*What you need to do*:
Write out every line of the material as it stands, apart from the pictures.

(Stored data)
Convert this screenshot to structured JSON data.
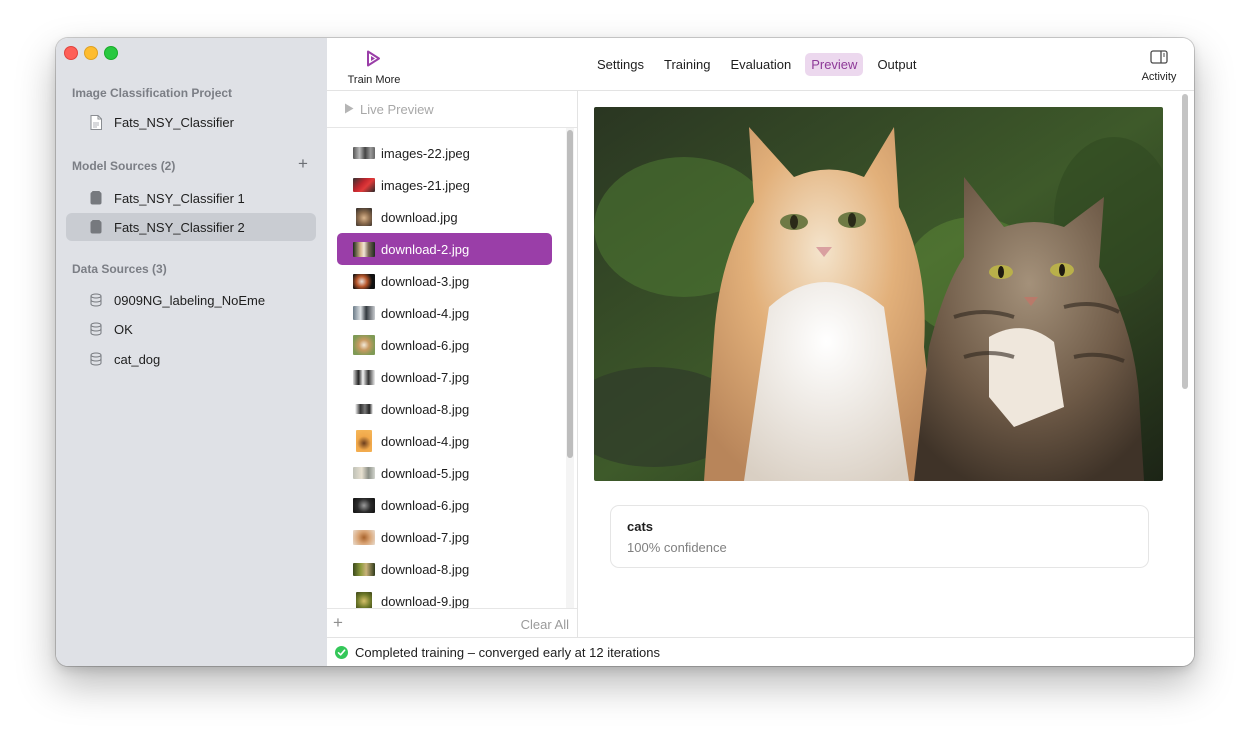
{
  "sidebar": {
    "project_header": "Image Classification Project",
    "project_item": "Fats_NSY_Classifier",
    "model_header": "Model Sources (2)",
    "models": [
      "Fats_NSY_Classifier 1",
      "Fats_NSY_Classifier 2"
    ],
    "selected_model": "Fats_NSY_Classifier 2",
    "data_header": "Data Sources (3)",
    "data_sources": [
      "0909NG_labeling_NoEme",
      "OK",
      "cat_dog"
    ]
  },
  "toolbar": {
    "train_more": "Train More",
    "tabs": [
      "Settings",
      "Training",
      "Evaluation",
      "Preview",
      "Output"
    ],
    "active_tab": "Preview",
    "activity": "Activity",
    "accent_color": "#9a3ea8"
  },
  "list": {
    "live_preview": "Live Preview",
    "files": [
      "images-22.jpeg",
      "images-21.jpeg",
      "download.jpg",
      "download-2.jpg",
      "download-3.jpg",
      "download-4.jpg",
      "download-6.jpg",
      "download-7.jpg",
      "download-8.jpg",
      "download-4.jpg",
      "download-5.jpg",
      "download-6.jpg",
      "download-7.jpg",
      "download-8.jpg",
      "download-9.jpg"
    ],
    "selected_index": 3,
    "clear_all": "Clear All"
  },
  "preview": {
    "label": "cats",
    "confidence": "100% confidence"
  },
  "status": {
    "message": "Completed training – converged early at 12 iterations"
  }
}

*Task result*:
Convert this screenshot to structured JSON data.
{
  "sidebar": {
    "project_header": "Image Classification Project",
    "project_item": "Fats_NSY_Classifier",
    "model_header": "Model Sources (2)",
    "models": [
      "Fats_NSY_Classifier 1",
      "Fats_NSY_Classifier 2"
    ],
    "selected_model": "Fats_NSY_Classifier 2",
    "data_header": "Data Sources (3)",
    "data_sources": [
      "0909NG_labeling_NoEme",
      "OK",
      "cat_dog"
    ]
  },
  "toolbar": {
    "train_more": "Train More",
    "tabs": [
      "Settings",
      "Training",
      "Evaluation",
      "Preview",
      "Output"
    ],
    "active_tab": "Preview",
    "activity": "Activity",
    "accent_color": "#9a3ea8"
  },
  "list": {
    "live_preview": "Live Preview",
    "files": [
      "images-22.jpeg",
      "images-21.jpeg",
      "download.jpg",
      "download-2.jpg",
      "download-3.jpg",
      "download-4.jpg",
      "download-6.jpg",
      "download-7.jpg",
      "download-8.jpg",
      "download-4.jpg",
      "download-5.jpg",
      "download-6.jpg",
      "download-7.jpg",
      "download-8.jpg",
      "download-9.jpg"
    ],
    "selected_index": 3,
    "clear_all": "Clear All"
  },
  "preview": {
    "label": "cats",
    "confidence": "100% confidence"
  },
  "status": {
    "message": "Completed training – converged early at 12 iterations"
  }
}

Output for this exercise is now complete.